Saved entries:
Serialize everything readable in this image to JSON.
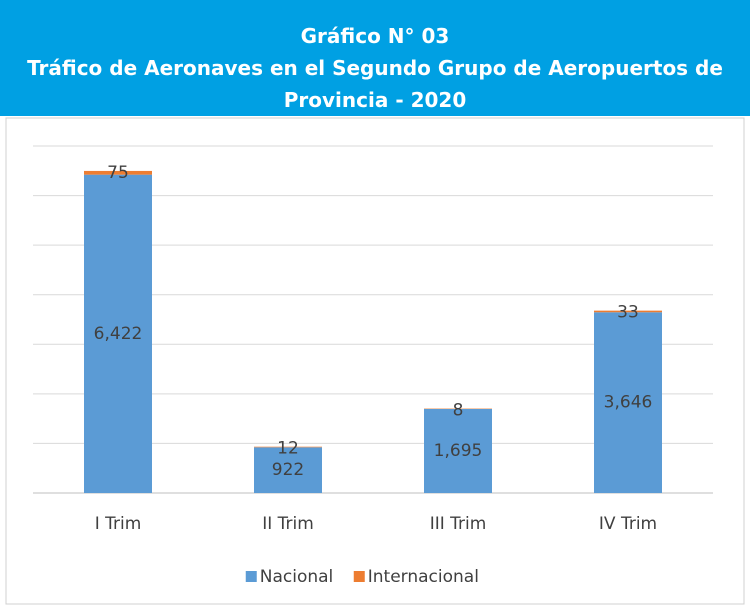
{
  "chart_data": {
    "type": "stacked_bar",
    "title": "Gráfico N° 03",
    "subtitle": "Tráfico de Aeronaves en el Segundo Grupo de Aeropuertos de Provincia - 2020",
    "categories": [
      "I Trim",
      "II Trim",
      "III Trim",
      "IV Trim"
    ],
    "series": [
      {
        "name": "Nacional",
        "color": "#5b9bd5",
        "values": [
          6422,
          922,
          1695,
          3646
        ],
        "value_labels": [
          "6,422",
          "922",
          "1,695",
          "3,646"
        ]
      },
      {
        "name": "Internacional",
        "color": "#ed7d31",
        "values": [
          75,
          12,
          8,
          33
        ]
      }
    ],
    "ylim": [
      0,
      7000
    ],
    "yticks": [
      0,
      1000,
      2000,
      3000,
      4000,
      5000,
      6000,
      7000
    ],
    "grid": true,
    "legend": "bottom"
  }
}
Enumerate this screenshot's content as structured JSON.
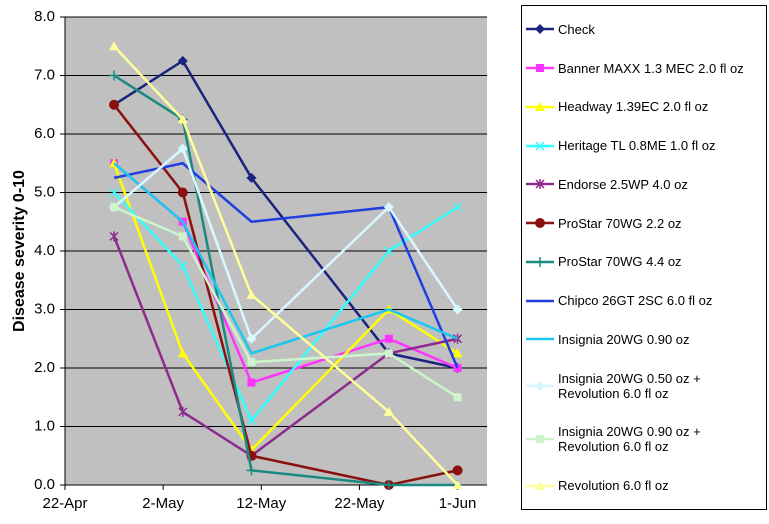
{
  "chart_data": {
    "type": "line",
    "y_label": "Disease severity 0-10",
    "x": [
      "27-Apr",
      "4-May",
      "11-May",
      "25-May",
      "1-Jun"
    ],
    "xlim": [
      "22-Apr",
      "4-Jun"
    ],
    "xticks": [
      "22-Apr",
      "2-May",
      "12-May",
      "22-May",
      "1-Jun"
    ],
    "ylim": [
      0,
      8
    ],
    "yticks": [
      {
        "value": 0,
        "label": "0.0"
      },
      {
        "value": 1,
        "label": "1.0"
      },
      {
        "value": 2,
        "label": "2.0"
      },
      {
        "value": 3,
        "label": "3.0"
      },
      {
        "value": 4,
        "label": "4.0"
      },
      {
        "value": 5,
        "label": "5.0"
      },
      {
        "value": 6,
        "label": "6.0"
      },
      {
        "value": 7,
        "label": "7.0"
      },
      {
        "value": 8,
        "label": "8.0"
      }
    ],
    "grid": true,
    "series": [
      {
        "name": "Check",
        "color": "#1a237e",
        "marker": "diamond",
        "values": [
          6.5,
          7.25,
          5.25,
          2.25,
          2.0
        ]
      },
      {
        "name": "Banner MAXX 1.3 MEC 2.0 fl oz",
        "color": "#ff33ff",
        "marker": "square",
        "values": [
          5.5,
          4.5,
          1.75,
          2.5,
          2.0
        ]
      },
      {
        "name": "Headway 1.39EC 2.0 fl oz",
        "color": "#ffff00",
        "marker": "triangle",
        "values": [
          5.5,
          2.25,
          0.6,
          3.0,
          2.25
        ]
      },
      {
        "name": "Heritage TL 0.8ME 1.0 fl oz",
        "color": "#33ffff",
        "marker": "x",
        "values": [
          5.0,
          3.75,
          1.1,
          4.0,
          4.75
        ]
      },
      {
        "name": "Endorse 2.5WP 4.0 oz",
        "color": "#8e2a8e",
        "marker": "star",
        "values": [
          4.25,
          1.25,
          0.5,
          2.25,
          2.5
        ]
      },
      {
        "name": "ProStar 70WG 2.2 oz",
        "color": "#8b1010",
        "marker": "circle",
        "values": [
          6.5,
          5.0,
          0.5,
          0.0,
          0.25
        ]
      },
      {
        "name": "ProStar 70WG 4.4 oz",
        "color": "#1a8a80",
        "marker": "plus",
        "values": [
          7.0,
          6.25,
          0.25,
          0.0,
          0.0
        ]
      },
      {
        "name": "Chipco 26GT 2SC 6.0 fl oz",
        "color": "#1f3fe0",
        "marker": "none",
        "values": [
          5.25,
          5.5,
          4.5,
          4.75,
          2.0
        ]
      },
      {
        "name": "Insignia 20WG 0.90 oz",
        "color": "#19c8f0",
        "marker": "none",
        "values": [
          5.5,
          4.5,
          2.25,
          3.0,
          2.5
        ]
      },
      {
        "name": "Insignia 20WG 0.50 oz +\nRevolution 6.0 fl oz",
        "color": "#d8f8ff",
        "marker": "diamond",
        "values": [
          4.75,
          5.75,
          2.5,
          4.75,
          3.0
        ]
      },
      {
        "name": "Insignia 20WG 0.90 oz +\nRevolution 6.0 fl oz",
        "color": "#ccf5cc",
        "marker": "square",
        "values": [
          4.75,
          4.25,
          2.1,
          2.25,
          1.5
        ]
      },
      {
        "name": "Revolution 6.0 fl oz",
        "color": "#ffff99",
        "marker": "triangle",
        "values": [
          7.5,
          6.25,
          3.25,
          1.25,
          0.0
        ]
      }
    ]
  }
}
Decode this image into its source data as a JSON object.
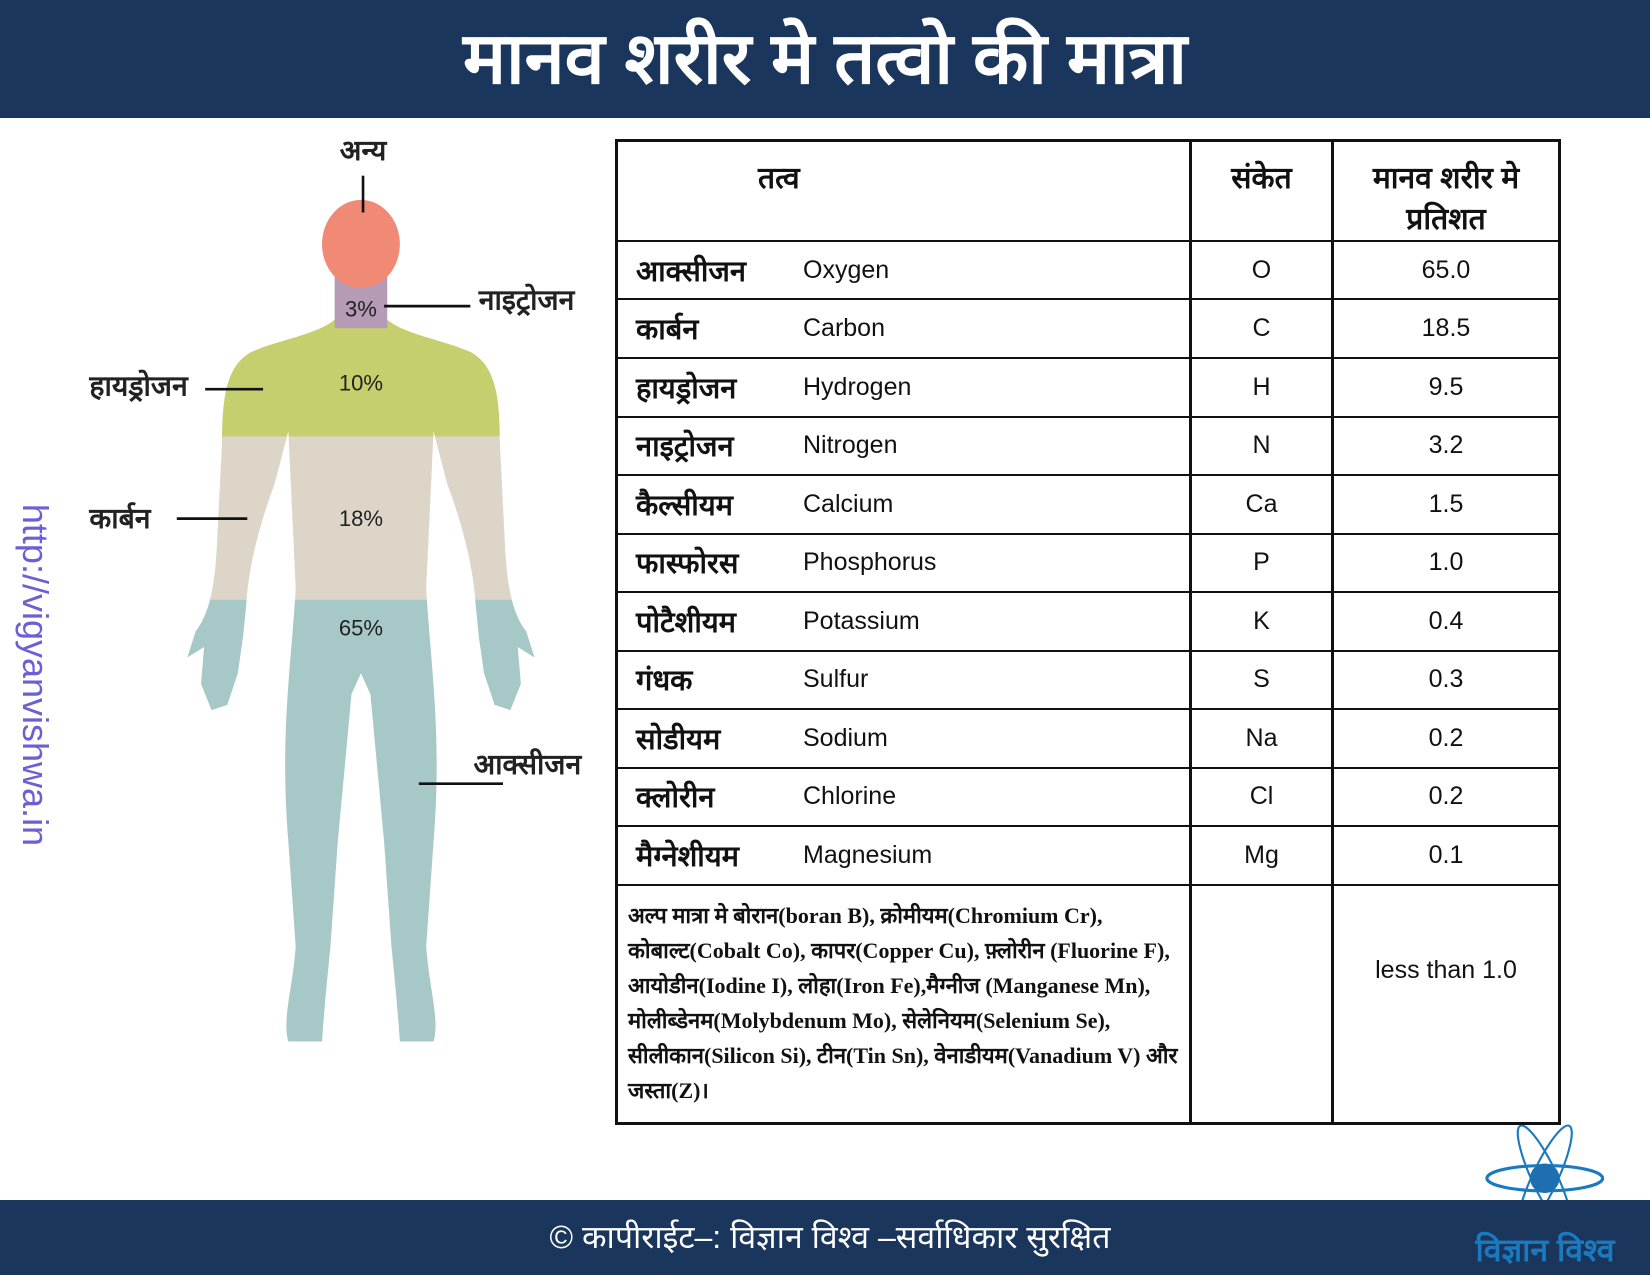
{
  "title": "मानव शरीर मे तत्वो की मात्रा",
  "side_url": "http://vigyanvishwa.in",
  "figure": {
    "labels": {
      "other": "अन्य",
      "nitrogen": "नाइट्रोजन",
      "hydrogen": "हायड्रोजन",
      "carbon": "कार्बन",
      "oxygen": "आक्सीजन"
    },
    "percents": {
      "nitrogen": "3%",
      "hydrogen": "10%",
      "carbon": "18%",
      "oxygen": "65%"
    },
    "colors": {
      "other": "#f08a75",
      "nitrogen": "#b59bb5",
      "hydrogen": "#c6cf6e",
      "carbon": "#ddd6c8",
      "oxygen": "#a6c9c7"
    }
  },
  "table": {
    "headers": {
      "element": "तत्व",
      "symbol": "संकेत",
      "percent": "मानव शरीर मे प्रतिशत"
    },
    "rows": [
      {
        "hi": "आक्सीजन",
        "en": "Oxygen",
        "sym": "O",
        "pct": "65.0"
      },
      {
        "hi": "कार्बन",
        "en": "Carbon",
        "sym": "C",
        "pct": "18.5"
      },
      {
        "hi": "हायड्रोजन",
        "en": "Hydrogen",
        "sym": "H",
        "pct": "9.5"
      },
      {
        "hi": "नाइट्रोजन",
        "en": "Nitrogen",
        "sym": "N",
        "pct": "3.2"
      },
      {
        "hi": "कैल्सीयम",
        "en": "Calcium",
        "sym": "Ca",
        "pct": "1.5"
      },
      {
        "hi": "फास्फोरस",
        "en": "Phosphorus",
        "sym": "P",
        "pct": "1.0"
      },
      {
        "hi": "पोटैशीयम",
        "en": "Potassium",
        "sym": "K",
        "pct": "0.4"
      },
      {
        "hi": "गंधक",
        "en": "Sulfur",
        "sym": "S",
        "pct": "0.3"
      },
      {
        "hi": "सोडीयम",
        "en": "Sodium",
        "sym": "Na",
        "pct": "0.2"
      },
      {
        "hi": "क्लोरीन",
        "en": "Chlorine",
        "sym": "Cl",
        "pct": "0.2"
      },
      {
        "hi": "मैग्नेशीयम",
        "en": "Magnesium",
        "sym": "Mg",
        "pct": "0.1"
      }
    ],
    "trace_note": "अल्प मात्रा मे बोरान(boran B), क्रोमीयम(Chromium Cr), कोबाल्ट(Cobalt Co), कापर(Copper Cu), फ़्लोरीन (Fluorine F), आयोडीन(Iodine I), लोहा(Iron Fe),मैग्नीज (Manganese Mn), मोलीब्डेनम(Molybdenum Mo), सेलेनियम(Selenium Se), सीलीकान(Silicon Si), टीन(Tin Sn), वेनाडीयम(Vanadium V) और जस्ता(Z)।",
    "trace_pct": "less than 1.0"
  },
  "footer": {
    "copyright": "© कापीराईट–: विज्ञान विश्व –सर्वाधिकार सुरक्षित",
    "logo_text": "विज्ञान विश्व"
  },
  "colors": {
    "band": "#1b365d",
    "url": "#6b5fd6",
    "logo": "#1a7ac0"
  }
}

Short exercise:
Reproduce each entry precisely, dropping only the pictures.

Exercise answer:
Serialize everything readable in this image to JSON.
{
  "chart_data": {
    "type": "stacked_bar",
    "title": "Gráfico N° 03",
    "subtitle": "Tráfico de Aeronaves en el Segundo Grupo de Aeropuertos de Provincia - 2020",
    "categories": [
      "I Trim",
      "II Trim",
      "III Trim",
      "IV Trim"
    ],
    "series": [
      {
        "name": "Nacional",
        "color": "#5b9bd5",
        "values": [
          6422,
          922,
          1695,
          3646
        ],
        "value_labels": [
          "6,422",
          "922",
          "1,695",
          "3,646"
        ]
      },
      {
        "name": "Internacional",
        "color": "#ed7d31",
        "values": [
          75,
          12,
          8,
          33
        ]
      }
    ],
    "ylim": [
      0,
      7000
    ],
    "yticks": [
      0,
      1000,
      2000,
      3000,
      4000,
      5000,
      6000,
      7000
    ],
    "grid": true,
    "legend": "bottom"
  }
}
Enumerate this screenshot's content as structured JSON.
{
  "chart_data": {
    "type": "line",
    "y_label": "Disease severity 0-10",
    "x": [
      "27-Apr",
      "4-May",
      "11-May",
      "25-May",
      "1-Jun"
    ],
    "xlim": [
      "22-Apr",
      "4-Jun"
    ],
    "xticks": [
      "22-Apr",
      "2-May",
      "12-May",
      "22-May",
      "1-Jun"
    ],
    "ylim": [
      0,
      8
    ],
    "yticks": [
      {
        "value": 0,
        "label": "0.0"
      },
      {
        "value": 1,
        "label": "1.0"
      },
      {
        "value": 2,
        "label": "2.0"
      },
      {
        "value": 3,
        "label": "3.0"
      },
      {
        "value": 4,
        "label": "4.0"
      },
      {
        "value": 5,
        "label": "5.0"
      },
      {
        "value": 6,
        "label": "6.0"
      },
      {
        "value": 7,
        "label": "7.0"
      },
      {
        "value": 8,
        "label": "8.0"
      }
    ],
    "grid": true,
    "series": [
      {
        "name": "Check",
        "color": "#1a237e",
        "marker": "diamond",
        "values": [
          6.5,
          7.25,
          5.25,
          2.25,
          2.0
        ]
      },
      {
        "name": "Banner MAXX 1.3 MEC 2.0 fl oz",
        "color": "#ff33ff",
        "marker": "square",
        "values": [
          5.5,
          4.5,
          1.75,
          2.5,
          2.0
        ]
      },
      {
        "name": "Headway 1.39EC 2.0 fl oz",
        "color": "#ffff00",
        "marker": "triangle",
        "values": [
          5.5,
          2.25,
          0.6,
          3.0,
          2.25
        ]
      },
      {
        "name": "Heritage TL 0.8ME 1.0 fl oz",
        "color": "#33ffff",
        "marker": "x",
        "values": [
          5.0,
          3.75,
          1.1,
          4.0,
          4.75
        ]
      },
      {
        "name": "Endorse 2.5WP 4.0 oz",
        "color": "#8e2a8e",
        "marker": "star",
        "values": [
          4.25,
          1.25,
          0.5,
          2.25,
          2.5
        ]
      },
      {
        "name": "ProStar 70WG 2.2 oz",
        "color": "#8b1010",
        "marker": "circle",
        "values": [
          6.5,
          5.0,
          0.5,
          0.0,
          0.25
        ]
      },
      {
        "name": "ProStar 70WG 4.4 oz",
        "color": "#1a8a80",
        "marker": "plus",
        "values": [
          7.0,
          6.25,
          0.25,
          0.0,
          0.0
        ]
      },
      {
        "name": "Chipco 26GT 2SC 6.0 fl oz",
        "color": "#1f3fe0",
        "marker": "none",
        "values": [
          5.25,
          5.5,
          4.5,
          4.75,
          2.0
        ]
      },
      {
        "name": "Insignia 20WG 0.90 oz",
        "color": "#19c8f0",
        "marker": "none",
        "values": [
          5.5,
          4.5,
          2.25,
          3.0,
          2.5
        ]
      },
      {
        "name": "Insignia 20WG 0.50 oz +\nRevolution 6.0 fl oz",
        "color": "#d8f8ff",
        "marker": "diamond",
        "values": [
          4.75,
          5.75,
          2.5,
          4.75,
          3.0
        ]
      },
      {
        "name": "Insignia 20WG 0.90 oz +\nRevolution 6.0 fl oz",
        "color": "#ccf5cc",
        "marker": "square",
        "values": [
          4.75,
          4.25,
          2.1,
          2.25,
          1.5
        ]
      },
      {
        "name": "Revolution 6.0 fl oz",
        "color": "#ffff99",
        "marker": "triangle",
        "values": [
          7.5,
          6.25,
          3.25,
          1.25,
          0.0
        ]
      }
    ]
  }
}
Decode this image into its source data as a JSON object.
{
  "title": "मानव शरीर मे तत्वो की मात्रा",
  "side_url": "http://vigyanvishwa.in",
  "figure": {
    "labels": {
      "other": "अन्य",
      "nitrogen": "नाइट्रोजन",
      "hydrogen": "हायड्रोजन",
      "carbon": "कार्बन",
      "oxygen": "आक्सीजन"
    },
    "percents": {
      "nitrogen": "3%",
      "hydrogen": "10%",
      "carbon": "18%",
      "oxygen": "65%"
    },
    "colors": {
      "other": "#f08a75",
      "nitrogen": "#b59bb5",
      "hydrogen": "#c6cf6e",
      "carbon": "#ddd6c8",
      "oxygen": "#a6c9c7"
    }
  },
  "table": {
    "headers": {
      "element": "तत्व",
      "symbol": "संकेत",
      "percent": "मानव शरीर मे प्रतिशत"
    },
    "rows": [
      {
        "hi": "आक्सीजन",
        "en": "Oxygen",
        "sym": "O",
        "pct": "65.0"
      },
      {
        "hi": "कार्बन",
        "en": "Carbon",
        "sym": "C",
        "pct": "18.5"
      },
      {
        "hi": "हायड्रोजन",
        "en": "Hydrogen",
        "sym": "H",
        "pct": "9.5"
      },
      {
        "hi": "नाइट्रोजन",
        "en": "Nitrogen",
        "sym": "N",
        "pct": "3.2"
      },
      {
        "hi": "कैल्सीयम",
        "en": "Calcium",
        "sym": "Ca",
        "pct": "1.5"
      },
      {
        "hi": "फास्फोरस",
        "en": "Phosphorus",
        "sym": "P",
        "pct": "1.0"
      },
      {
        "hi": "पोटैशीयम",
        "en": "Potassium",
        "sym": "K",
        "pct": "0.4"
      },
      {
        "hi": "गंधक",
        "en": "Sulfur",
        "sym": "S",
        "pct": "0.3"
      },
      {
        "hi": "सोडीयम",
        "en": "Sodium",
        "sym": "Na",
        "pct": "0.2"
      },
      {
        "hi": "क्लोरीन",
        "en": "Chlorine",
        "sym": "Cl",
        "pct": "0.2"
      },
      {
        "hi": "मैग्नेशीयम",
        "en": "Magnesium",
        "sym": "Mg",
        "pct": "0.1"
      }
    ],
    "trace_note": "अल्प मात्रा मे बोरान(boran B), क्रोमीयम(Chromium Cr), कोबाल्ट(Cobalt Co), कापर(Copper Cu), फ़्लोरीन (Fluorine F), आयोडीन(Iodine I), लोहा(Iron Fe),मैग्नीज (Manganese Mn), मोलीब्डेनम(Molybdenum Mo), सेलेनियम(Selenium Se), सीलीकान(Silicon Si), टीन(Tin Sn), वेनाडीयम(Vanadium V) और जस्ता(Z)।",
    "trace_pct": "less than 1.0"
  },
  "footer": {
    "copyright": "© कापीराईट–: विज्ञान विश्व –सर्वाधिकार सुरक्षित",
    "logo_text": "विज्ञान विश्व"
  },
  "colors": {
    "band": "#1b365d",
    "url": "#6b5fd6",
    "logo": "#1a7ac0"
  }
}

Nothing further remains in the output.